#### PROMPT:
State how many lines of the records contain the string "name". Give the number alone.

#### Dataset excerpt:
================

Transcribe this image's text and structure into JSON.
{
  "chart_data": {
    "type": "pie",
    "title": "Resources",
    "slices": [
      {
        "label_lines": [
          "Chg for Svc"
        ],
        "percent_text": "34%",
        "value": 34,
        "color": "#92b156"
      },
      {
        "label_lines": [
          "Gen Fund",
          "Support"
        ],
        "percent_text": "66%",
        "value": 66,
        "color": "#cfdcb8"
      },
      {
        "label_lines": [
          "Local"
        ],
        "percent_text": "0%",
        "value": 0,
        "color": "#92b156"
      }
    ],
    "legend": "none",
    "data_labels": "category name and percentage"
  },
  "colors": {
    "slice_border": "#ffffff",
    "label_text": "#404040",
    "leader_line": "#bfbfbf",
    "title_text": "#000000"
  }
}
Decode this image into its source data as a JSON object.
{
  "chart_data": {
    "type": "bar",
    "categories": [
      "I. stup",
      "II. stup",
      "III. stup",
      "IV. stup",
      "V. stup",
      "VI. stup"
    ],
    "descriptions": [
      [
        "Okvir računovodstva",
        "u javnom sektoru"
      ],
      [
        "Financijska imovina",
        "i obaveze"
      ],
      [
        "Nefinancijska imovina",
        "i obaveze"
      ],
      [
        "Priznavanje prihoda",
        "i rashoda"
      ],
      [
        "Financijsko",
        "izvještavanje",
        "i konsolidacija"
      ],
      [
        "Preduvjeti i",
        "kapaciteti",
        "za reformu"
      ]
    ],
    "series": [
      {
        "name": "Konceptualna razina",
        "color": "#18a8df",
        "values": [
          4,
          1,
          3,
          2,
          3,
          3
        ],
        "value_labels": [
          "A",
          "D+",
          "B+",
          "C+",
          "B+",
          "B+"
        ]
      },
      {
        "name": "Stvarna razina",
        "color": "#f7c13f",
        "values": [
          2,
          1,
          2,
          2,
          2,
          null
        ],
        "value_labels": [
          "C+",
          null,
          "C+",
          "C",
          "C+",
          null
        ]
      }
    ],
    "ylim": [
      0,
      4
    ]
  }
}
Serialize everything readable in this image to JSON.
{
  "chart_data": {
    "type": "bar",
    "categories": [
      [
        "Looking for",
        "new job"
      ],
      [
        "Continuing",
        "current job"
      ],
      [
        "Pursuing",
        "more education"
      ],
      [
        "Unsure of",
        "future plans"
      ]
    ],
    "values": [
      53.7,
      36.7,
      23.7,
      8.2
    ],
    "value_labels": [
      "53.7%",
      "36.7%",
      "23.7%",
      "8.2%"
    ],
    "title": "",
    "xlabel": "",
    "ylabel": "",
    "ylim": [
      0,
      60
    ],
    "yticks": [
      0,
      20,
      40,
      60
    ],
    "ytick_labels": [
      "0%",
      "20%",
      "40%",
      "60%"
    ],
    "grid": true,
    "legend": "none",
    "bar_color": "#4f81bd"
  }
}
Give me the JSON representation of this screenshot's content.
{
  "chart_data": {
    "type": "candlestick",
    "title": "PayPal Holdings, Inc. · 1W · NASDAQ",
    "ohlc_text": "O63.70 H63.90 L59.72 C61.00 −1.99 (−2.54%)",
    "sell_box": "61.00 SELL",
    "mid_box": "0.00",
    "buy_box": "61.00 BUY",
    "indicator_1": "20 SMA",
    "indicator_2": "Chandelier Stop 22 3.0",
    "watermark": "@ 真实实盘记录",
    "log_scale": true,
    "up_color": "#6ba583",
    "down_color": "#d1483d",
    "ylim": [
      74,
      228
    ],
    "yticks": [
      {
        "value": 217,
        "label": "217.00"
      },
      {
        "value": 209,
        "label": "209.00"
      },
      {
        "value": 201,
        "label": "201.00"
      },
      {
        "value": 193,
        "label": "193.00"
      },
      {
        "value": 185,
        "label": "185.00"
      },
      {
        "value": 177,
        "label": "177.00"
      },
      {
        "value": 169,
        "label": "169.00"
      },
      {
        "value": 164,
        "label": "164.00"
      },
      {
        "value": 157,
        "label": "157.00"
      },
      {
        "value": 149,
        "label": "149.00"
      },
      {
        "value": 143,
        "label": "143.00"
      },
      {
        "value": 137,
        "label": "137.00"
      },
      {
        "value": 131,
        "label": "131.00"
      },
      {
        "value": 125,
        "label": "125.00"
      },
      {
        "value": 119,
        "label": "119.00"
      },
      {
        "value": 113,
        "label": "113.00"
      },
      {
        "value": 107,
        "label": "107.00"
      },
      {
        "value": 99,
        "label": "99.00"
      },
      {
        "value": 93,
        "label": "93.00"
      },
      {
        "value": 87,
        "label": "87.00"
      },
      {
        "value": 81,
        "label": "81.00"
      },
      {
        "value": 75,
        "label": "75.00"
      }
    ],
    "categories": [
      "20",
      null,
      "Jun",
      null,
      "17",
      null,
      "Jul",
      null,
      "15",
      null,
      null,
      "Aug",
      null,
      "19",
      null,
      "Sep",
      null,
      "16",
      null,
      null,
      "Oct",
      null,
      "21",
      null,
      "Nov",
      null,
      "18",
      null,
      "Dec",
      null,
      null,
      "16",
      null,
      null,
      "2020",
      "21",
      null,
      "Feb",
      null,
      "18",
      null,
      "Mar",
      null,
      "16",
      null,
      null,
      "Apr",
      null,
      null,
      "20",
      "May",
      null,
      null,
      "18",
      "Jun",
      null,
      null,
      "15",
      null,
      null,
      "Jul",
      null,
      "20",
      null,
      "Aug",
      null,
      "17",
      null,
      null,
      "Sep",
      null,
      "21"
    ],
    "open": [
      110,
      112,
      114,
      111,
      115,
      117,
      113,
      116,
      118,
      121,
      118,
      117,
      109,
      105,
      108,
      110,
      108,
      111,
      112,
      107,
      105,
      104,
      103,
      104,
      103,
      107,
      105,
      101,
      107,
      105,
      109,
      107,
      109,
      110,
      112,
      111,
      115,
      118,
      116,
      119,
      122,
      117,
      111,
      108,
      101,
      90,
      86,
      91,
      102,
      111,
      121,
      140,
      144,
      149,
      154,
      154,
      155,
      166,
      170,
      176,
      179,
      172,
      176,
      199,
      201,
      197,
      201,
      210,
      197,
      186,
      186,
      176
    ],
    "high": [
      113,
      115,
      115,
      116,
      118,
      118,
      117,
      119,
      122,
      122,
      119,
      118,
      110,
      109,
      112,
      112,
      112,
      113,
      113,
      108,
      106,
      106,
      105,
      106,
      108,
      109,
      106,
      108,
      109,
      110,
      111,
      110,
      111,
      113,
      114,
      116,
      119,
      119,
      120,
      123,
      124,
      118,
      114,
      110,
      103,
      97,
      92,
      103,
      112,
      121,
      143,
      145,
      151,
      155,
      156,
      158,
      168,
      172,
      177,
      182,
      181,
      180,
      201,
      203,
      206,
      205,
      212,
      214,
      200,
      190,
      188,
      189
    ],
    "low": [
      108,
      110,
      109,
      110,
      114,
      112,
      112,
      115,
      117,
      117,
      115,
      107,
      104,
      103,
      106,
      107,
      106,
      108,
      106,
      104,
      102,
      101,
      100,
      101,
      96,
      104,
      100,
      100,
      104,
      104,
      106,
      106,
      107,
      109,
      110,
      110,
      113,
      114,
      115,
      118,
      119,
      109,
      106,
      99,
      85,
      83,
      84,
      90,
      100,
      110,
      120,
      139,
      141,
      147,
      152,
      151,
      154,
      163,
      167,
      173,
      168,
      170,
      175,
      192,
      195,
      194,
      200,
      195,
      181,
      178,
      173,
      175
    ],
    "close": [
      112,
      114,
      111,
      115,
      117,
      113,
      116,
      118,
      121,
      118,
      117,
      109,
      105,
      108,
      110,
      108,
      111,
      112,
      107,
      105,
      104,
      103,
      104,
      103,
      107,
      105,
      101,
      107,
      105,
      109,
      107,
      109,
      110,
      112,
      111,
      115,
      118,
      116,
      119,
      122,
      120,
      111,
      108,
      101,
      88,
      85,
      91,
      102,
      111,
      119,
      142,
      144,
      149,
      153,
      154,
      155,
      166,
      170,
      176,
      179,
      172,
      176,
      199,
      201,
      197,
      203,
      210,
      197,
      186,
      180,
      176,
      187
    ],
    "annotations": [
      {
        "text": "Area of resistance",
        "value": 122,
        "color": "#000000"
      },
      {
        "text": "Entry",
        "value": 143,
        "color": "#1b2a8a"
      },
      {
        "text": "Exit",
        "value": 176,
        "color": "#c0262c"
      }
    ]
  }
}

================

#### FINISHED TASK:
3